(Collected data):
● ● ● ● ● ● ●
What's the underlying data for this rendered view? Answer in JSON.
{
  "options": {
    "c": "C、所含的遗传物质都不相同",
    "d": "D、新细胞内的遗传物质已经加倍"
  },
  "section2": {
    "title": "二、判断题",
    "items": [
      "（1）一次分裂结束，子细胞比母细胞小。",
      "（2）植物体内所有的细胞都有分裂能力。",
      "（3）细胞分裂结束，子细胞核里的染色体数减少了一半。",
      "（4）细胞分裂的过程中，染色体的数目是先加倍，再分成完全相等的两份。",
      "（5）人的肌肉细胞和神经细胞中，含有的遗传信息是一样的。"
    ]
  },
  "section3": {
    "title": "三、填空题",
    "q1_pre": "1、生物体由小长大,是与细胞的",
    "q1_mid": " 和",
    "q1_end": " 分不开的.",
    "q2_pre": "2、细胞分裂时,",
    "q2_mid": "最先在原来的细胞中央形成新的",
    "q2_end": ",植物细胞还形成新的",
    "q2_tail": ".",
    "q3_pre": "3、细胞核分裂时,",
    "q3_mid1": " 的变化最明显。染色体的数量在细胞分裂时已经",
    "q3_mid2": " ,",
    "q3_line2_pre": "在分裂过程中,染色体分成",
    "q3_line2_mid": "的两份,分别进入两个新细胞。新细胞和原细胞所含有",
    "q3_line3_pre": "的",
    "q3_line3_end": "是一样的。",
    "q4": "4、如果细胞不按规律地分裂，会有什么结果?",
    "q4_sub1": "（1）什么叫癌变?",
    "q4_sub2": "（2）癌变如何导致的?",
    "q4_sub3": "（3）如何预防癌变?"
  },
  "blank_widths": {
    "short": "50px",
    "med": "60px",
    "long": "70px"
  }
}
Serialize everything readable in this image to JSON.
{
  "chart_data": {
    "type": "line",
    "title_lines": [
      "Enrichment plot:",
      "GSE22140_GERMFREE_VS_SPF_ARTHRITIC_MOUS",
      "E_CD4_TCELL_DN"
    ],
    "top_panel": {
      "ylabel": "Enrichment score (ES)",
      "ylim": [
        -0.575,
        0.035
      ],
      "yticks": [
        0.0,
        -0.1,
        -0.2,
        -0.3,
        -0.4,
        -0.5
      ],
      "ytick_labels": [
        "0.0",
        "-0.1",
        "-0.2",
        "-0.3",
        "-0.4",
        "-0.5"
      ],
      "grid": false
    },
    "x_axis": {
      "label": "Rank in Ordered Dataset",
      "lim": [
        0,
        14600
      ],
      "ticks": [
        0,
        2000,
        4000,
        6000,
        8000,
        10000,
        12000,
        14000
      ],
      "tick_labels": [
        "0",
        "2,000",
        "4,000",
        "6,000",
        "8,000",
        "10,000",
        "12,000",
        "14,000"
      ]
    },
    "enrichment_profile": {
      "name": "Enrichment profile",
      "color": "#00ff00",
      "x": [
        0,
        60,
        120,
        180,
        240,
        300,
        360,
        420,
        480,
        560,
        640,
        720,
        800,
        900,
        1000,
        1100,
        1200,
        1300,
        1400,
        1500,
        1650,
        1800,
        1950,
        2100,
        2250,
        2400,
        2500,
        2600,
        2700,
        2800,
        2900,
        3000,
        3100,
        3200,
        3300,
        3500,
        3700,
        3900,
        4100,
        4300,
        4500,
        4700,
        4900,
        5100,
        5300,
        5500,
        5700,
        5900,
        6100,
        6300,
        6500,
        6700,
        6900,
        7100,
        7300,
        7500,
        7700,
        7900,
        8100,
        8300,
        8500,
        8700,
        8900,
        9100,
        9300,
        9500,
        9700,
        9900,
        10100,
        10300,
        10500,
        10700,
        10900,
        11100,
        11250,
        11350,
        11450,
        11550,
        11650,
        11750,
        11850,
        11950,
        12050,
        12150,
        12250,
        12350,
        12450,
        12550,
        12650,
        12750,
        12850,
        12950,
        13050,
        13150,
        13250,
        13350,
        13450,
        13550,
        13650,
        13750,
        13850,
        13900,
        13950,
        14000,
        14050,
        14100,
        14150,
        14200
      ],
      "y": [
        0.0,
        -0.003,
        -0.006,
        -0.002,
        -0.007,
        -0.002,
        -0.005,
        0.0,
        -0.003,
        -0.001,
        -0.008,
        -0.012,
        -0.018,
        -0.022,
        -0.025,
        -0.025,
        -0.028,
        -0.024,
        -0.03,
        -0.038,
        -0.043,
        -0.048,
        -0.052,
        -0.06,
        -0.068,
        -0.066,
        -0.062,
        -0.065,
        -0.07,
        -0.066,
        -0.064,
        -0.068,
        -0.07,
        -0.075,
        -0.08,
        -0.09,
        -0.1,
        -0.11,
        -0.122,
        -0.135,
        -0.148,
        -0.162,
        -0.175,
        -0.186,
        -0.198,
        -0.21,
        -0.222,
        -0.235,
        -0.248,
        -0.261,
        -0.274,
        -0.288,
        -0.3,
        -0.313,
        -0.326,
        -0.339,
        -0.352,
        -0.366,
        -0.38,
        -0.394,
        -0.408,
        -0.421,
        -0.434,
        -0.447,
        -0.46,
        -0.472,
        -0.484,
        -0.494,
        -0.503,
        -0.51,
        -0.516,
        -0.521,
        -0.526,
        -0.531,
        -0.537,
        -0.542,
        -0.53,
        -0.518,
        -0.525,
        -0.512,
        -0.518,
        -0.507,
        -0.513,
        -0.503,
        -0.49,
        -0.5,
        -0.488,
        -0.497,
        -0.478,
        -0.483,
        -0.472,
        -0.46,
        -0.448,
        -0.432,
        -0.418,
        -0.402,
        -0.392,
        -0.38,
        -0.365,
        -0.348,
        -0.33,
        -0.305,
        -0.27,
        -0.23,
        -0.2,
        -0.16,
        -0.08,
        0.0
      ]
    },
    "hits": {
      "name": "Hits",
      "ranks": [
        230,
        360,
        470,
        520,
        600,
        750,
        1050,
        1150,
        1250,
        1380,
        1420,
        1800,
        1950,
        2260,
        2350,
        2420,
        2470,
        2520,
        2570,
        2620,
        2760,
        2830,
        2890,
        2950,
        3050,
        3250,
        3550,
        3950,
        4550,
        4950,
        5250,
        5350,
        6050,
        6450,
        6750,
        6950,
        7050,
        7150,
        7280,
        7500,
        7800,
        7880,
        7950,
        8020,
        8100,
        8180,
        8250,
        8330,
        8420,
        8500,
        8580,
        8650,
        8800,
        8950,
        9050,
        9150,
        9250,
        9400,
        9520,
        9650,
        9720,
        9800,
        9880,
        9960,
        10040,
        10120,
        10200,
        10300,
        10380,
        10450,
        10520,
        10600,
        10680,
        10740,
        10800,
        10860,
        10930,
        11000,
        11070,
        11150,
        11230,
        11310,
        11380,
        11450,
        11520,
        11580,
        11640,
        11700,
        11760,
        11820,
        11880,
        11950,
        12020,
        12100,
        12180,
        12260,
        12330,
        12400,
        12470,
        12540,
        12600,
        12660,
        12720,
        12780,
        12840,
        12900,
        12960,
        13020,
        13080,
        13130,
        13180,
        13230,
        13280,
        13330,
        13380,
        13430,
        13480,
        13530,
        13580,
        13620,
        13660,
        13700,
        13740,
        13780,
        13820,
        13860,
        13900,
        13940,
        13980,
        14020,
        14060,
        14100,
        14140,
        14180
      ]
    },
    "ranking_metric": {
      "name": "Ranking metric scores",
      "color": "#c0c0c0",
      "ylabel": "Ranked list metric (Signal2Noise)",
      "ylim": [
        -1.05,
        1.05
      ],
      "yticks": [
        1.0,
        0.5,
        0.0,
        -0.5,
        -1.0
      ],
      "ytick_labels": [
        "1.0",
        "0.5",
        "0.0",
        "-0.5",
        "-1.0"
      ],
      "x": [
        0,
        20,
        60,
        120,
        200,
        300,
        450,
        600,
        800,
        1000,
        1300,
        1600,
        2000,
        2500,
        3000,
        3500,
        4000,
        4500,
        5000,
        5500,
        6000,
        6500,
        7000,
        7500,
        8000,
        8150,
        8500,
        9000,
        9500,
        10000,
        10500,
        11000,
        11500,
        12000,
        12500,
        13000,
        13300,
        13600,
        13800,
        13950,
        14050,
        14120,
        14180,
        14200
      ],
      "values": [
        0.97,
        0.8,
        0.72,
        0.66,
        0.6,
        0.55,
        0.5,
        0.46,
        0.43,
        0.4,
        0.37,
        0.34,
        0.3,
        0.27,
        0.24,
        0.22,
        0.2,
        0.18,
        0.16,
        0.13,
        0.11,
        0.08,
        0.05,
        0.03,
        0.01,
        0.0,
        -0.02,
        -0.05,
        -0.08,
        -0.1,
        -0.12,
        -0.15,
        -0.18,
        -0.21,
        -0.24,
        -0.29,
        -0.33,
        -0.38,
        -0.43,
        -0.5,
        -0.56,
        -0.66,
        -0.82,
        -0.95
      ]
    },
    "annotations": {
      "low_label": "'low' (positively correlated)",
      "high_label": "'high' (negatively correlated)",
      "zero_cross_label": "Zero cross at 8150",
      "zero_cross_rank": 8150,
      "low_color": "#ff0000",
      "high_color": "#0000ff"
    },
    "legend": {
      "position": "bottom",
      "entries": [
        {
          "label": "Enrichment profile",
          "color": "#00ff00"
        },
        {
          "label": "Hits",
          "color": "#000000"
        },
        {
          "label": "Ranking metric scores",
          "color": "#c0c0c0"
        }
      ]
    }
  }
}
● ● ● ● ● ● ●
(Task statement):
Whichever lines contain the string "ylabel", select and copy them.

(Output for this task):
      "ylabel": "Enrichment score (ES)",
      "ylabel": "Ranked list metric (Signal2Noise)",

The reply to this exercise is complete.